[Records]

>> Start

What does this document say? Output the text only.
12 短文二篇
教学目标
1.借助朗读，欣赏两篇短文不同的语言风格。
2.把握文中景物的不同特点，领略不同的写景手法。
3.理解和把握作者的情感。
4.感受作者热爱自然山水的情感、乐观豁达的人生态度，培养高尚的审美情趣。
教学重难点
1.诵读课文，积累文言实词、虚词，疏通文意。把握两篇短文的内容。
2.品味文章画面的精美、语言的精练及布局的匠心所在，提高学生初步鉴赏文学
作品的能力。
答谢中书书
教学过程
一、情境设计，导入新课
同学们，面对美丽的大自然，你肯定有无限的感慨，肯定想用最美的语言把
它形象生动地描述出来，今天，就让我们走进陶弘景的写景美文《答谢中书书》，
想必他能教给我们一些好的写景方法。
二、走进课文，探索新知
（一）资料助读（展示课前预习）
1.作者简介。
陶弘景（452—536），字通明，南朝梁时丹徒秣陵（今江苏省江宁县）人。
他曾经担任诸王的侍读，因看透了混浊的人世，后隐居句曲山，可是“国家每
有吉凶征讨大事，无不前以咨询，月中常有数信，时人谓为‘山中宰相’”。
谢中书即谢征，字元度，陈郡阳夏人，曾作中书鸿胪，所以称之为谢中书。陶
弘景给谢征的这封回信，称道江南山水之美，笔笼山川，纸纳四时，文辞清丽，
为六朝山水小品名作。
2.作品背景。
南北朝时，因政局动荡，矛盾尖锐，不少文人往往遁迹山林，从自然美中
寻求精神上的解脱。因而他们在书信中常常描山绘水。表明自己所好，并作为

>> End
>> Start

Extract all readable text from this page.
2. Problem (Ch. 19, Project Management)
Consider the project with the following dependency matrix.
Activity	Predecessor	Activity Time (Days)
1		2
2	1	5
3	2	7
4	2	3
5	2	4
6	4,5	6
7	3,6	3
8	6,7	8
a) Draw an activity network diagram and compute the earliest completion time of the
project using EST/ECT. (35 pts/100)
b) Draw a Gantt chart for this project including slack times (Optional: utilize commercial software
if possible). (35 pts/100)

>> End

**WHAT NEEDS TO BE DONE:**
How many of these lines contain "答谢中书书"? Write only the number.

**WRITTEN REPLY:**
2